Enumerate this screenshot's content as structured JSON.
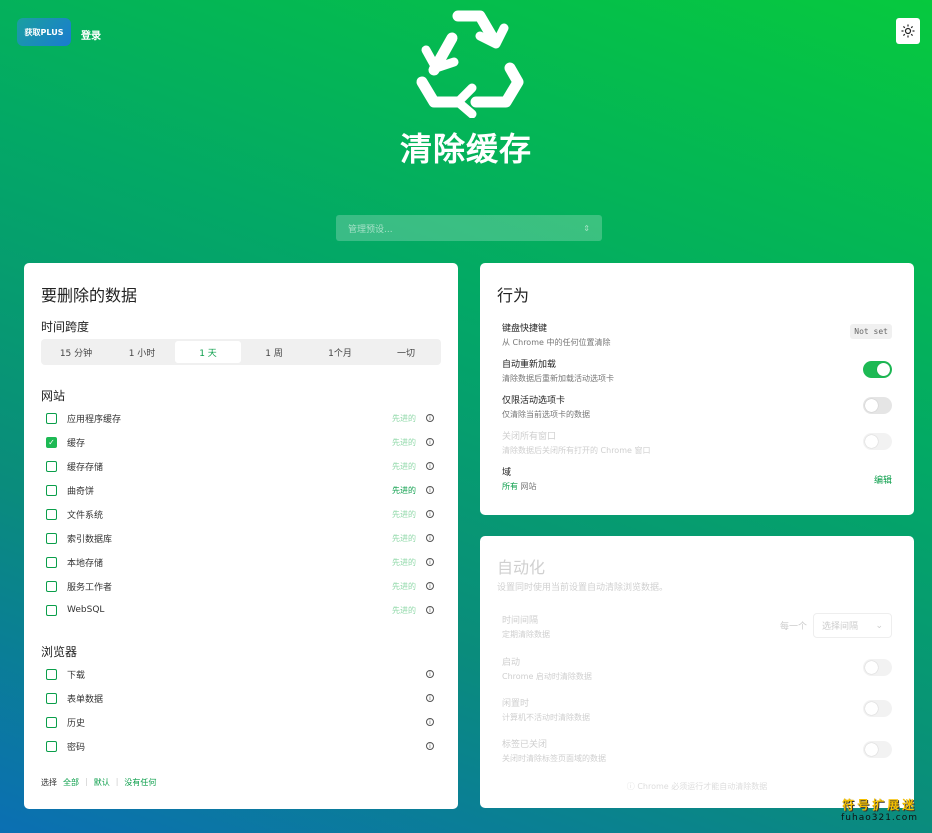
{
  "header": {
    "logo_text": "获取PLUS",
    "login": "登录",
    "title": "清除缓存",
    "preset_placeholder": "管理预设..."
  },
  "data_card": {
    "title": "要删除的数据",
    "timespan_label": "时间跨度",
    "timespans": [
      "15 分钟",
      "1 小时",
      "1 天",
      "1 周",
      "1个月",
      "一切"
    ],
    "active_timespan": "1 天",
    "website_label": "网站",
    "website_items": [
      {
        "label": "应用程序缓存",
        "checked": false,
        "advanced": "先进的",
        "strong": false
      },
      {
        "label": "缓存",
        "checked": true,
        "advanced": "先进的",
        "strong": false
      },
      {
        "label": "缓存存储",
        "checked": false,
        "advanced": "先进的",
        "strong": false
      },
      {
        "label": "曲奇饼",
        "checked": false,
        "advanced": "先进的",
        "strong": true
      },
      {
        "label": "文件系统",
        "checked": false,
        "advanced": "先进的",
        "strong": false
      },
      {
        "label": "索引数据库",
        "checked": false,
        "advanced": "先进的",
        "strong": false
      },
      {
        "label": "本地存储",
        "checked": false,
        "advanced": "先进的",
        "strong": false
      },
      {
        "label": "服务工作者",
        "checked": false,
        "advanced": "先进的",
        "strong": false
      },
      {
        "label": "WebSQL",
        "checked": false,
        "advanced": "先进的",
        "strong": false
      }
    ],
    "browser_label": "浏览器",
    "browser_items": [
      {
        "label": "下载",
        "checked": false
      },
      {
        "label": "表单数据",
        "checked": false
      },
      {
        "label": "历史",
        "checked": false
      },
      {
        "label": "密码",
        "checked": false
      }
    ],
    "select_label": "选择",
    "select_all": "全部",
    "select_default": "默认",
    "select_none": "没有任何"
  },
  "behavior_card": {
    "title": "行为",
    "shortcut_title": "键盘快捷键",
    "shortcut_sub": "从 Chrome 中的任何位置清除",
    "shortcut_value": "Not set",
    "reload_title": "自动重新加载",
    "reload_sub": "清除数据后重新加载活动选项卡",
    "reload_on": true,
    "active_tab_title": "仅限活动选项卡",
    "active_tab_sub": "仅清除当前选项卡的数据",
    "active_tab_on": false,
    "close_windows_title": "关闭所有窗口",
    "close_windows_sub": "清除数据后关闭所有打开的 Chrome 窗口",
    "domain_title": "域",
    "domain_sub_green": "所有",
    "domain_sub_rest": "网站",
    "edit": "编辑"
  },
  "automation_card": {
    "title": "自动化",
    "desc": "设置同时使用当前设置自动清除浏览数据。",
    "interval_title": "时间间隔",
    "interval_sub": "定期清除数据",
    "interval_every": "每一个",
    "interval_placeholder": "选择间隔",
    "startup_title": "启动",
    "startup_sub": "Chrome 启动时清除数据",
    "idle_title": "闲置时",
    "idle_sub": "计算机不活动时清除数据",
    "tab_closed_title": "标签已关闭",
    "tab_closed_sub": "关闭时清除标签页面域的数据",
    "footer": "Chrome 必须运行才能自动清除数据"
  },
  "watermark": {
    "cn": "符号扩展迷",
    "en": "fuhao321.com"
  }
}
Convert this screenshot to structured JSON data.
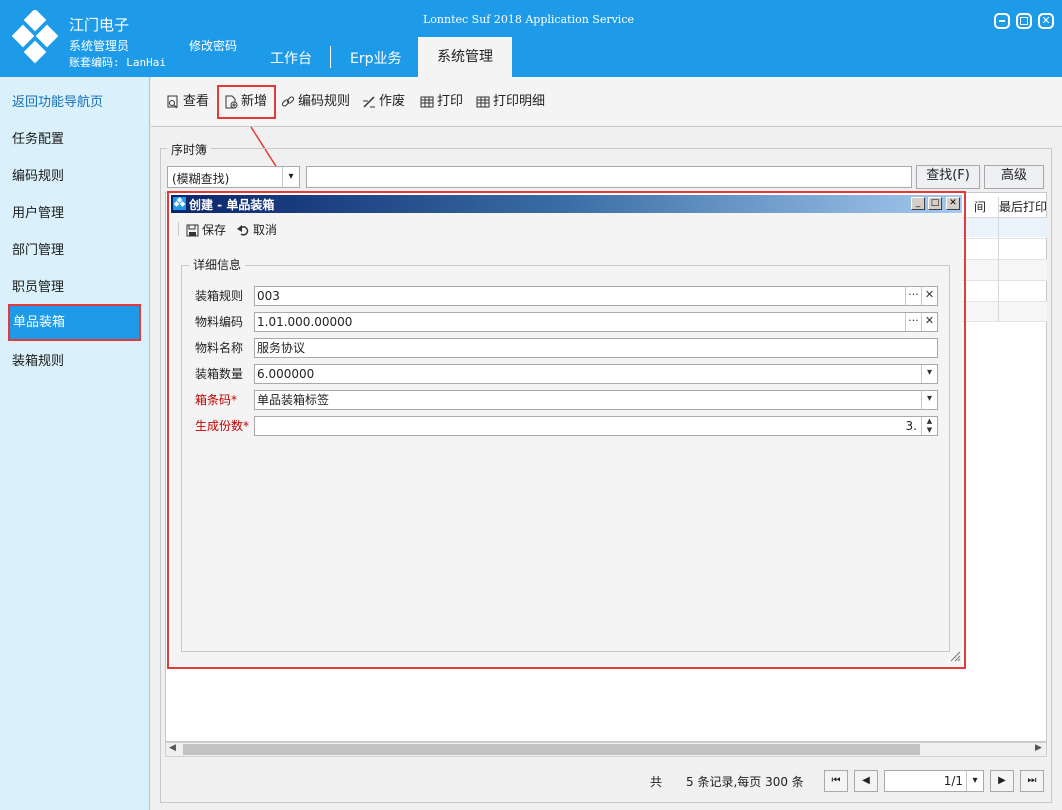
{
  "app": {
    "company": "江门电子",
    "user_role": "系统管理员",
    "account_label": "账套编码: LanHai",
    "window_title": "Lonntec Suf 2018 Application Service"
  },
  "header": {
    "change_password": "修改密码",
    "tabs": [
      {
        "label": "工作台"
      },
      {
        "label": "Erp业务"
      },
      {
        "label": "系统管理",
        "active": true
      }
    ]
  },
  "sidebar": {
    "items": [
      {
        "label": "返回功能导航页"
      },
      {
        "label": "任务配置"
      },
      {
        "label": "编码规则"
      },
      {
        "label": "用户管理"
      },
      {
        "label": "部门管理"
      },
      {
        "label": "职员管理"
      },
      {
        "label": "单品装箱",
        "active": true
      },
      {
        "label": "装箱规则"
      }
    ]
  },
  "toolbar": {
    "view": "查看",
    "new": "新增",
    "code_rule": "编码规则",
    "void": "作废",
    "print": "打印",
    "print_detail": "打印明细"
  },
  "main": {
    "group_title": "序时簿",
    "search_mode": "(模糊查找)",
    "search_value": "",
    "find_button": "查找(F)",
    "advanced_button": "高级",
    "grid_columns": [
      "间",
      "最后打印"
    ],
    "footer": {
      "total_prefix": "共",
      "summary": "5 条记录,每页 300 条",
      "page": "1/1"
    }
  },
  "dialog": {
    "title": "创建 - 单品装箱",
    "save": "保存",
    "cancel": "取消",
    "section": "详细信息",
    "fields": [
      {
        "label": "装箱规则",
        "value": "003",
        "required": false
      },
      {
        "label": "物料编码",
        "value": "1.01.000.00000",
        "required": false
      },
      {
        "label": "物料名称",
        "value": "服务协议",
        "required": false
      },
      {
        "label": "装箱数量",
        "value": "6.000000",
        "required": false
      },
      {
        "label": "箱条码*",
        "value": "单品装箱标签",
        "required": true
      },
      {
        "label": "生成份数*",
        "value": "3.",
        "required": true
      }
    ]
  },
  "colors": {
    "header_blue": "#1e9be8",
    "sidebar_bg": "#daf0fa",
    "highlight_red": "#e43a3a",
    "required_red": "#c00000"
  }
}
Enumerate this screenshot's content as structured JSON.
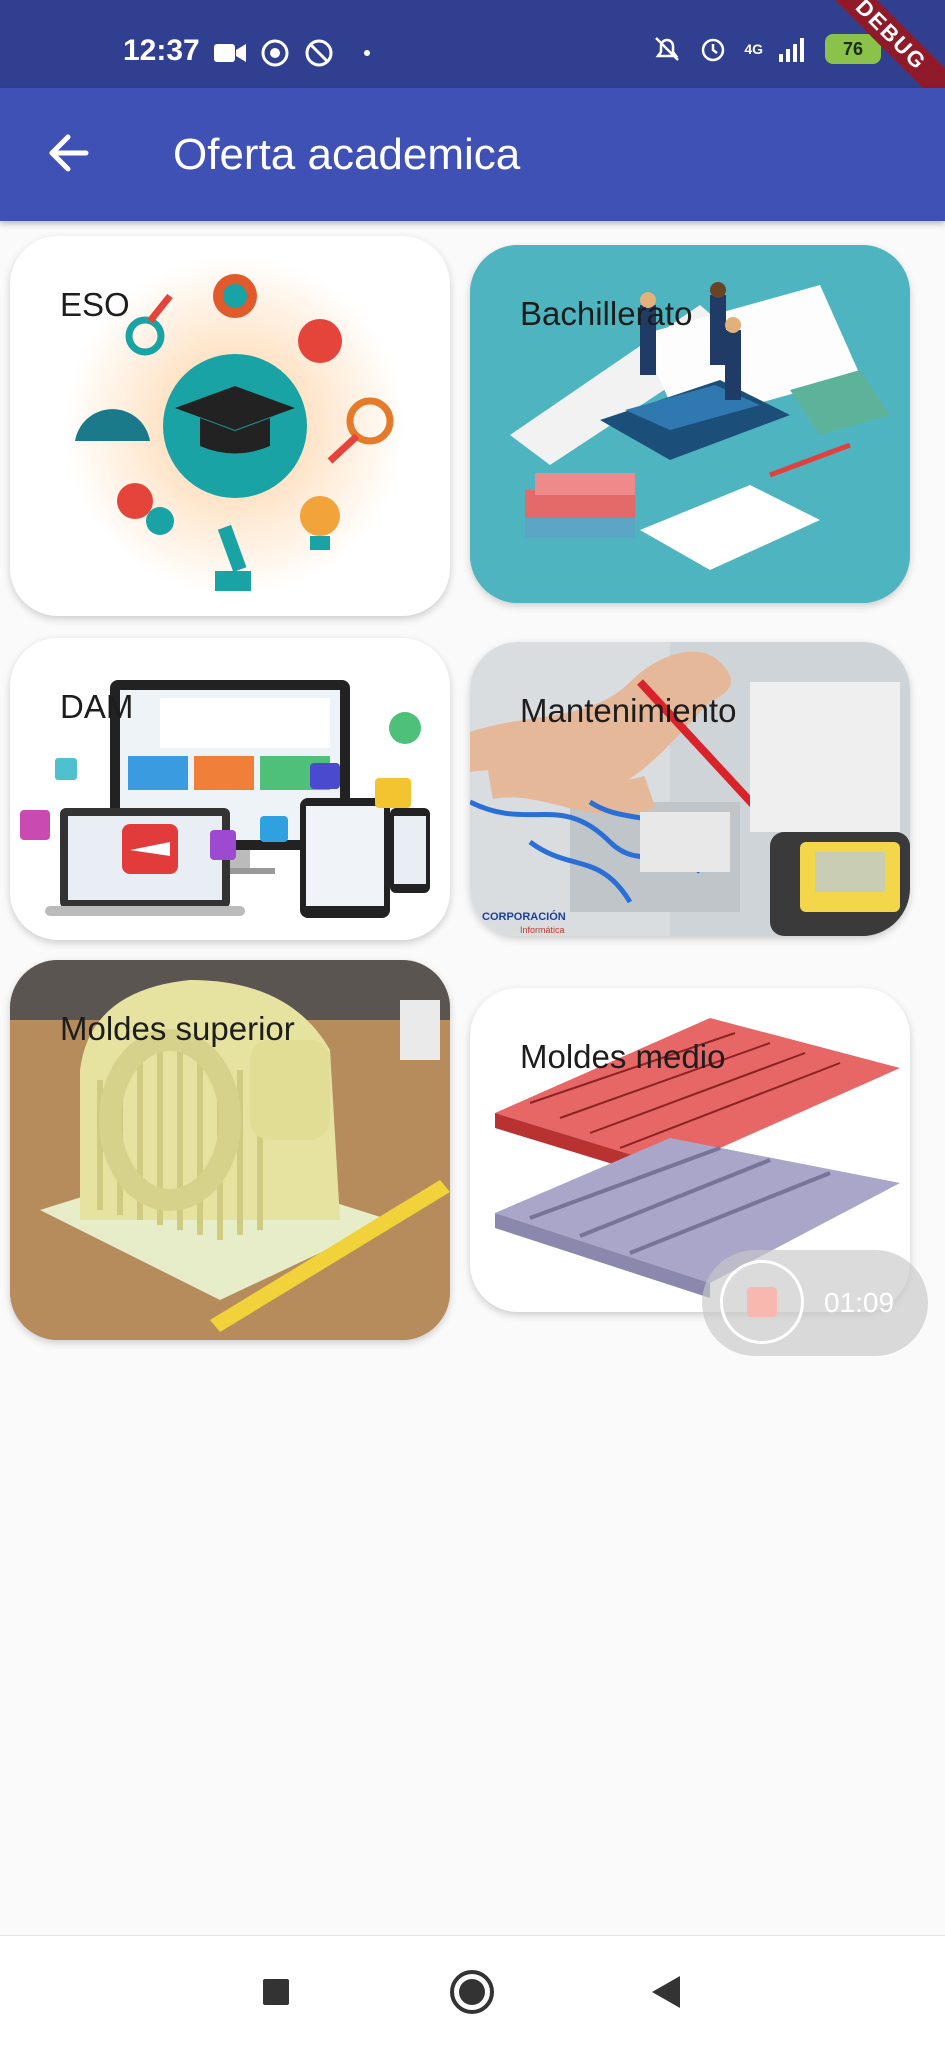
{
  "status": {
    "time": "12:37",
    "battery": "76",
    "network": "4G",
    "debug_banner": "DEBUG"
  },
  "appbar": {
    "title": "Oferta academica",
    "back_icon": "arrow-left-icon"
  },
  "cards": [
    {
      "label": "ESO",
      "image": "education-icons-illustration"
    },
    {
      "label": "Bachillerato",
      "image": "graduates-on-book-illustration"
    },
    {
      "label": "DAM",
      "image": "multi-device-web-illustration"
    },
    {
      "label": "Mantenimiento",
      "image": "electrical-panel-photo",
      "watermark": "CORPORACIÓN Informática"
    },
    {
      "label": "Moldes superior",
      "image": "3d-printed-mold-photo"
    },
    {
      "label": "Moldes medio",
      "image": "mold-plate-cad-render"
    }
  ],
  "recorder": {
    "time": "01:09"
  },
  "navbar": {
    "items": [
      "recent-apps-icon",
      "home-icon",
      "back-icon"
    ]
  },
  "colors": {
    "statusbar": "#303f8f",
    "appbar": "#3f51b5",
    "background": "#fafafa"
  }
}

DESCRIPTION OF THE TASK: From the listing above, copy all lines holding the word "Moldes".

RESULT OF THE TASK:
      "label": "Moldes superior",
      "label": "Moldes medio",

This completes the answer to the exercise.